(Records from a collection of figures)
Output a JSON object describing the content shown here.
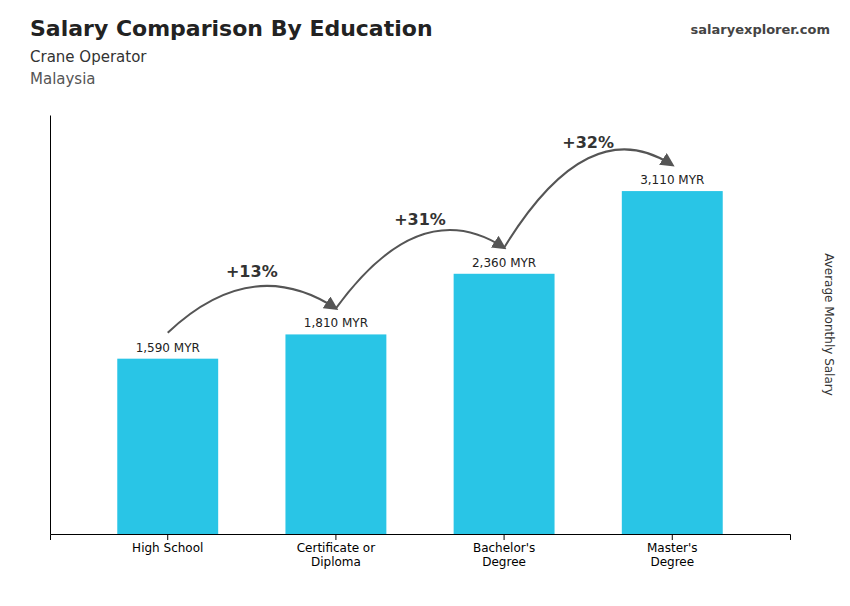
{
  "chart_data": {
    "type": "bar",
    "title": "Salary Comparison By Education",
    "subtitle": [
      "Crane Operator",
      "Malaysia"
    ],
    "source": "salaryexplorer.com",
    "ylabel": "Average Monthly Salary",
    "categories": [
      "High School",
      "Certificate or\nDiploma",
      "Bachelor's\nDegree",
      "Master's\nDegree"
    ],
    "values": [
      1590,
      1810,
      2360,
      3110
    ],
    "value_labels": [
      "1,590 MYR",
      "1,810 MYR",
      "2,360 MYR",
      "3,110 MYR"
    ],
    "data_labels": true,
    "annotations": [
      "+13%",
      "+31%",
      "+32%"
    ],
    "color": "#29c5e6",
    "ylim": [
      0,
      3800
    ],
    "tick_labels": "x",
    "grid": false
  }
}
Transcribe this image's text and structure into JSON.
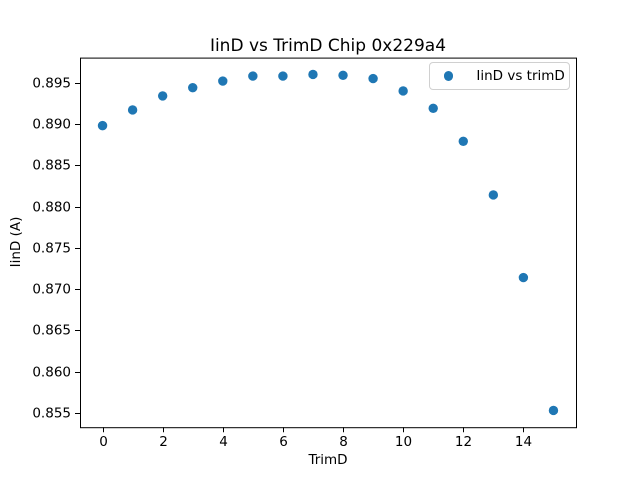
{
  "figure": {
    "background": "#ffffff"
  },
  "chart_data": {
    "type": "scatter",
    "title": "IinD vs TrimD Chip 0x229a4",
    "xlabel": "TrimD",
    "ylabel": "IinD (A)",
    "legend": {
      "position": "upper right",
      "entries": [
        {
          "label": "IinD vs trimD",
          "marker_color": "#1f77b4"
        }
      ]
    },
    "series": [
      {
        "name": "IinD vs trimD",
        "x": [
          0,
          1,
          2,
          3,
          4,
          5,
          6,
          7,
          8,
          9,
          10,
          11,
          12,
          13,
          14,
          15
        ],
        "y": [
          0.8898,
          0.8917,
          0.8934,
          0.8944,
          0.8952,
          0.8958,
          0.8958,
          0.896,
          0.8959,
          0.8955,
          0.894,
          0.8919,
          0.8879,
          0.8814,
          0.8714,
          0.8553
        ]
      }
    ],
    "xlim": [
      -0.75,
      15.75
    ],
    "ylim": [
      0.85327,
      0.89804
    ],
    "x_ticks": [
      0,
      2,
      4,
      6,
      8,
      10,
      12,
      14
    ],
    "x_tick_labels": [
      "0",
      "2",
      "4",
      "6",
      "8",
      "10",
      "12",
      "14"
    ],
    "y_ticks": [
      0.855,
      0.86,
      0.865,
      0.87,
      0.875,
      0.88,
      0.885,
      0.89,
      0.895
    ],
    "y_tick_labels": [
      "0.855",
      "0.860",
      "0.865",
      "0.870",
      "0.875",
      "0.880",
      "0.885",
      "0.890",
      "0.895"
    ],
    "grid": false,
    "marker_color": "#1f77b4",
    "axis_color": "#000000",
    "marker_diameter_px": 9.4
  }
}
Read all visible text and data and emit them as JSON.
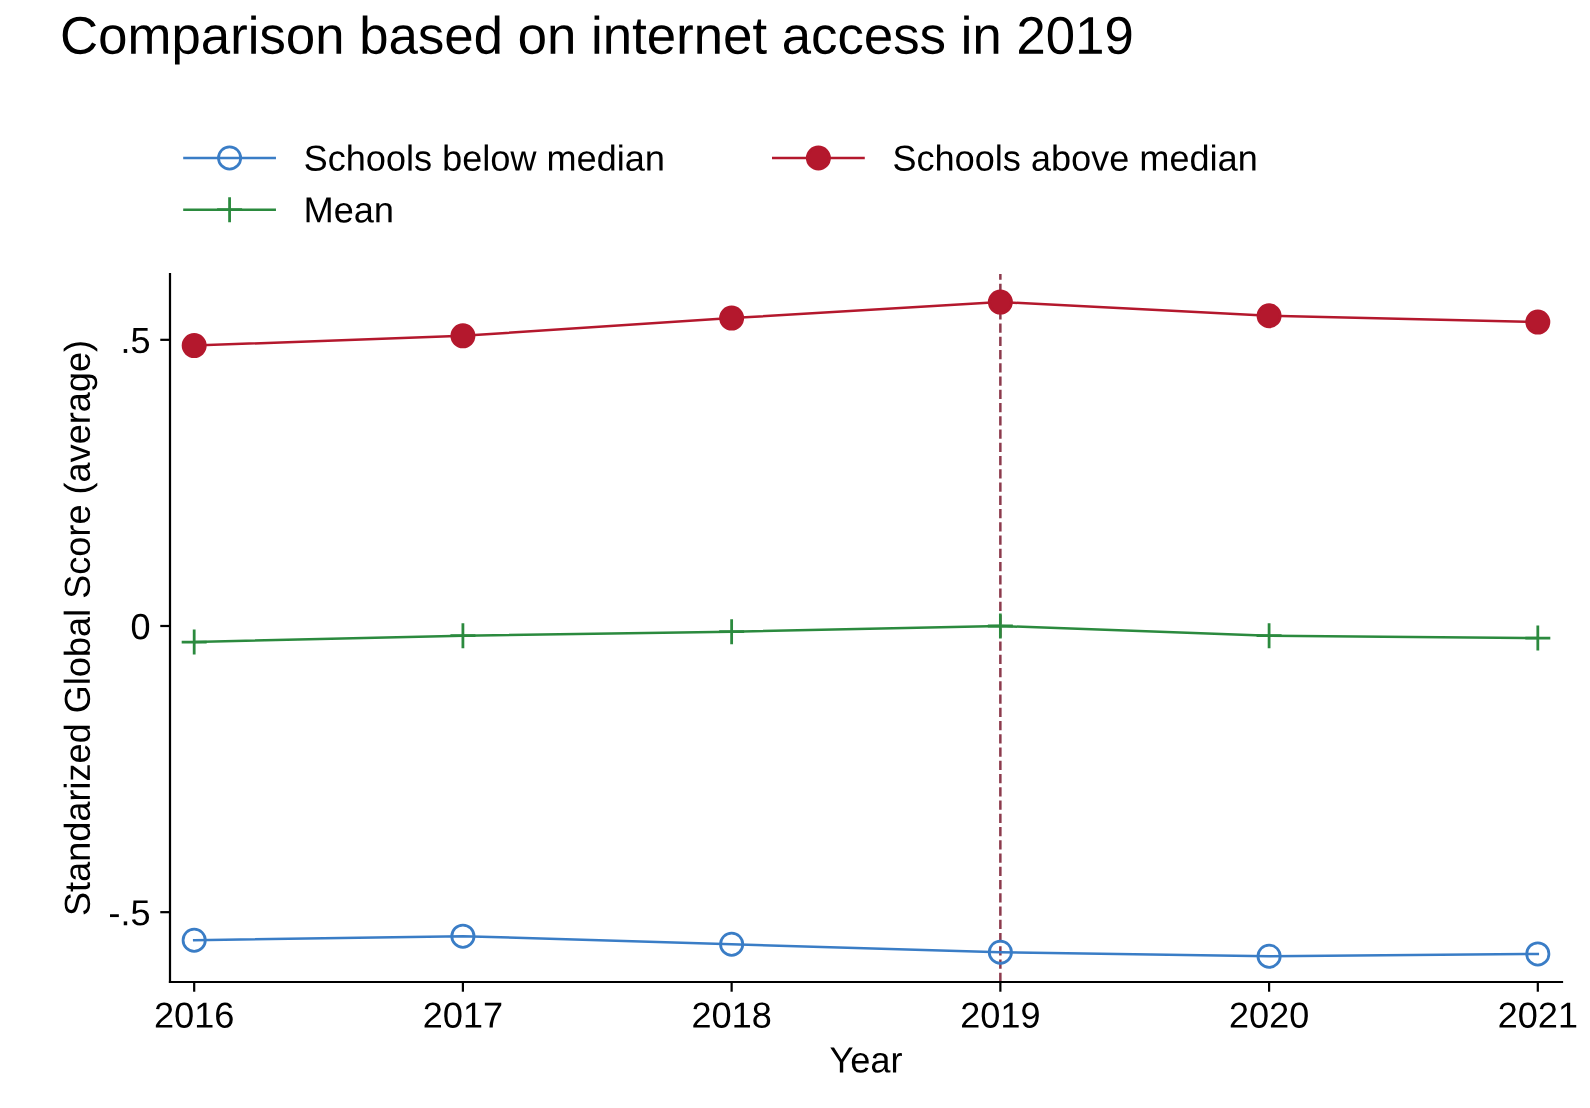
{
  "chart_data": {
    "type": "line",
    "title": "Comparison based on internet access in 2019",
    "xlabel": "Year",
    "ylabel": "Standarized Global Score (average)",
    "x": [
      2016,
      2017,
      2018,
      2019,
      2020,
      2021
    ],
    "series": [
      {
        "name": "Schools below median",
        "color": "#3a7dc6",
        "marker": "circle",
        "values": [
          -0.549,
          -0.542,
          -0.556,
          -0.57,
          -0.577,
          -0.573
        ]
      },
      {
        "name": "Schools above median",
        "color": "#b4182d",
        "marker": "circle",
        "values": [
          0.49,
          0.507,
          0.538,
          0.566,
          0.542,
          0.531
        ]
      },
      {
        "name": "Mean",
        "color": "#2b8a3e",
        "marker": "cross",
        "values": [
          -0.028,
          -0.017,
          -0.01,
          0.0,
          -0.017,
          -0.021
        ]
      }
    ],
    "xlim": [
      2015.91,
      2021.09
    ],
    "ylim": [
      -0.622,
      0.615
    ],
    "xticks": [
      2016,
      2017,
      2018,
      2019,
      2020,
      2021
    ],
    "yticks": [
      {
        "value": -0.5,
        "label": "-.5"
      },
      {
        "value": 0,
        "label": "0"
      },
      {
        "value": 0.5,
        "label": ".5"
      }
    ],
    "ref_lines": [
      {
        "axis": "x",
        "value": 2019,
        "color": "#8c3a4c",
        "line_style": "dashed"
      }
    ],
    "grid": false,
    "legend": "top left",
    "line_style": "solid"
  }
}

• [GIVEN EXERCISE]:
Locate each line containing the string "text" and show it.

• [RESPONSE TO THIS TASK]:
Transcribe this image's text and structure into JSON.
Read all visible text and data and emit them as JSON.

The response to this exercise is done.